───── DATASET CONTENT

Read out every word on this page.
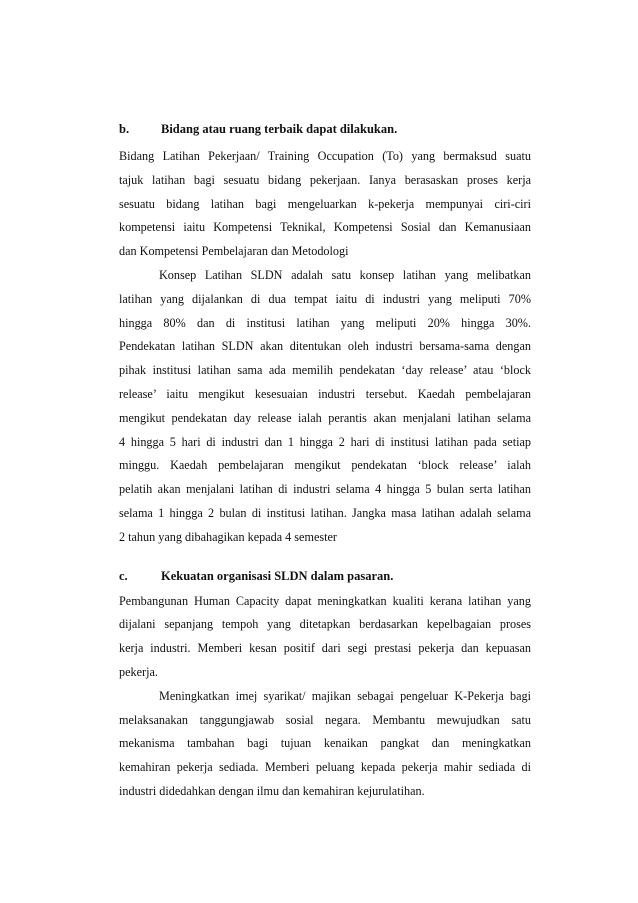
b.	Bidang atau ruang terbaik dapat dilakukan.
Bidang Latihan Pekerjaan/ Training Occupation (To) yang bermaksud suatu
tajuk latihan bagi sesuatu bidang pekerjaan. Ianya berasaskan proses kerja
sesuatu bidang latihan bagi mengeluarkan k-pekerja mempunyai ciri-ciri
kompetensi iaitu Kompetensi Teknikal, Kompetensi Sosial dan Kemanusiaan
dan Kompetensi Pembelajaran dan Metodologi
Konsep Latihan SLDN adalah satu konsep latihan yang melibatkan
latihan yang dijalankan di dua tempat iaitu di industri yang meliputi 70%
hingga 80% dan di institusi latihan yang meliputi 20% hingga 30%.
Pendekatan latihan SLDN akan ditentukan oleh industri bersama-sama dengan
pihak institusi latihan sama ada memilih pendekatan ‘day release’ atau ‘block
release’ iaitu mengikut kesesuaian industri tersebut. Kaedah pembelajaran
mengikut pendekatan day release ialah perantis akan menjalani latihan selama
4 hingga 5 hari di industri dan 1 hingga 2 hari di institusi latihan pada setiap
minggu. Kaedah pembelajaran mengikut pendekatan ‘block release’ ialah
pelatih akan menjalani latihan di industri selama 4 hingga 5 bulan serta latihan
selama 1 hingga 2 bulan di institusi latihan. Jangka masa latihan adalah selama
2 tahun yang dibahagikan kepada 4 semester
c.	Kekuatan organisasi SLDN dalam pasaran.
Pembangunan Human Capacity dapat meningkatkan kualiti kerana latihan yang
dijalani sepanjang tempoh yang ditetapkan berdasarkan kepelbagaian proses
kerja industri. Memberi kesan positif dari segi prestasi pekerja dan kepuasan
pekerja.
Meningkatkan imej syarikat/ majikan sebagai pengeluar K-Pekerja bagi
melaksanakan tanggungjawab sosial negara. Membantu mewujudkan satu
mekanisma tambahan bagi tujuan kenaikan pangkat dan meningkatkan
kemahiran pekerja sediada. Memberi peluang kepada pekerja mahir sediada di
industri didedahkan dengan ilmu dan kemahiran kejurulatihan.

──────────
───── DATASET CONTENT

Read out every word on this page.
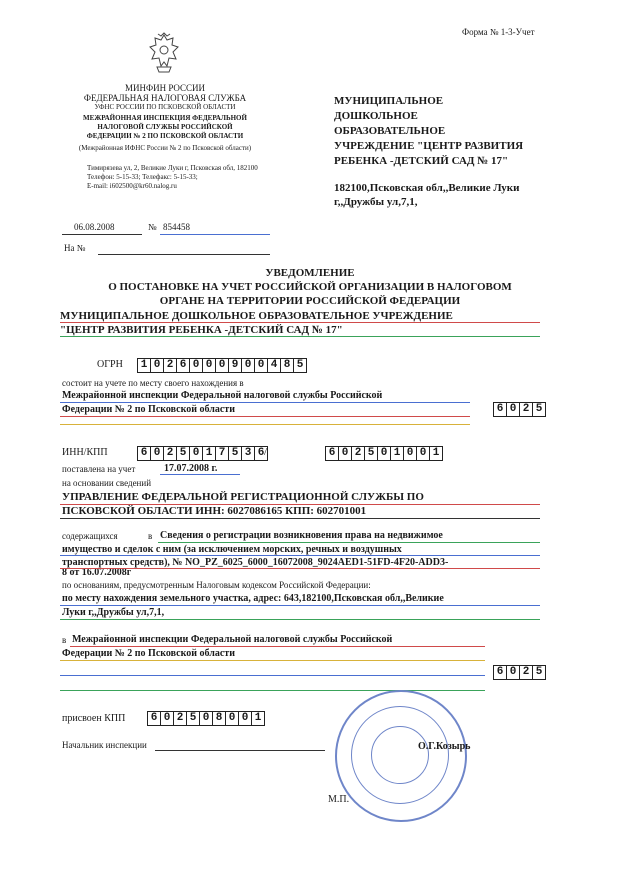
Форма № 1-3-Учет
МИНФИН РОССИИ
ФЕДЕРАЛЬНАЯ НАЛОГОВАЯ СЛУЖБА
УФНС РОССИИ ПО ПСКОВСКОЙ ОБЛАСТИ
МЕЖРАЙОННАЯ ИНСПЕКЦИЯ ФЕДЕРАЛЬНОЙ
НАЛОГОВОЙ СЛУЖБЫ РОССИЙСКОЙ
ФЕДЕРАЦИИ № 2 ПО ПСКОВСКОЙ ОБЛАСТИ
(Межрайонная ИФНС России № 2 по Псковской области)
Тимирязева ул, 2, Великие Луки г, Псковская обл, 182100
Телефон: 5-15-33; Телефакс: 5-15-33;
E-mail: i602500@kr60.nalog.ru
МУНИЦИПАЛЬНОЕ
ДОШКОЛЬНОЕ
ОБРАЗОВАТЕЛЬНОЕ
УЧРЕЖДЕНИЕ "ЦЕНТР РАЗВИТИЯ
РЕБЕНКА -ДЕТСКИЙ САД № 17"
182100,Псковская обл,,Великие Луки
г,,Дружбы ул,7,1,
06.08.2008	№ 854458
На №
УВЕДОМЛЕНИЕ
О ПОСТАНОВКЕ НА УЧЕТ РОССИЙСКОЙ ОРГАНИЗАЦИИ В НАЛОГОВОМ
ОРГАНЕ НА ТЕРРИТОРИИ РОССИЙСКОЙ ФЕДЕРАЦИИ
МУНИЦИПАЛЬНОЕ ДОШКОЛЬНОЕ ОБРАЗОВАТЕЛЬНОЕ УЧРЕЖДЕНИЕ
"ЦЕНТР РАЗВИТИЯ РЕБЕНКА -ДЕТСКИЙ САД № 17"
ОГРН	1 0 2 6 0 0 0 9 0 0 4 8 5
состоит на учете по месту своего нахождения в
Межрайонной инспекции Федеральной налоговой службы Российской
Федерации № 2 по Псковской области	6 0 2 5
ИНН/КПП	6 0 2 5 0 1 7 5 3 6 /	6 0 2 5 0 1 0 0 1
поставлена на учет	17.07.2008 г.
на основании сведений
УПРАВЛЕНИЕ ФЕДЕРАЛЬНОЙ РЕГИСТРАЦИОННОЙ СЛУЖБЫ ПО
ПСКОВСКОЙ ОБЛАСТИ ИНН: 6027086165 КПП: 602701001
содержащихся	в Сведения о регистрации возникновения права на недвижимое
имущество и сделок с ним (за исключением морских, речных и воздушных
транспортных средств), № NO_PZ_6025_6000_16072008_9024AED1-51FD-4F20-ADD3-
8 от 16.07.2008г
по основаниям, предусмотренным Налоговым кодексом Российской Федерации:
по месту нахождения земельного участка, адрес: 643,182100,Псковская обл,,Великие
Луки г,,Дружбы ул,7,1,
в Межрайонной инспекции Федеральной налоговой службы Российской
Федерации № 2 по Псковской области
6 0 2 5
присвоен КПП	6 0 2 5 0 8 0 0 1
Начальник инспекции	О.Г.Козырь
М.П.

──────────

INSTRUCTIONS TO FOLLOW:
Locate all lines in the listing above with the word "bagi". Copy them.

WRITTEN RESPONSE:
tajuk latihan bagi sesuatu bidang pekerjaan. Ianya berasaskan proses kerja
sesuatu bidang latihan bagi mengeluarkan k-pekerja mempunyai ciri-ciri
Meningkatkan imej syarikat/ majikan sebagai pengeluar K-Pekerja bagi
mekanisma tambahan bagi tujuan kenaikan pangkat dan meningkatkan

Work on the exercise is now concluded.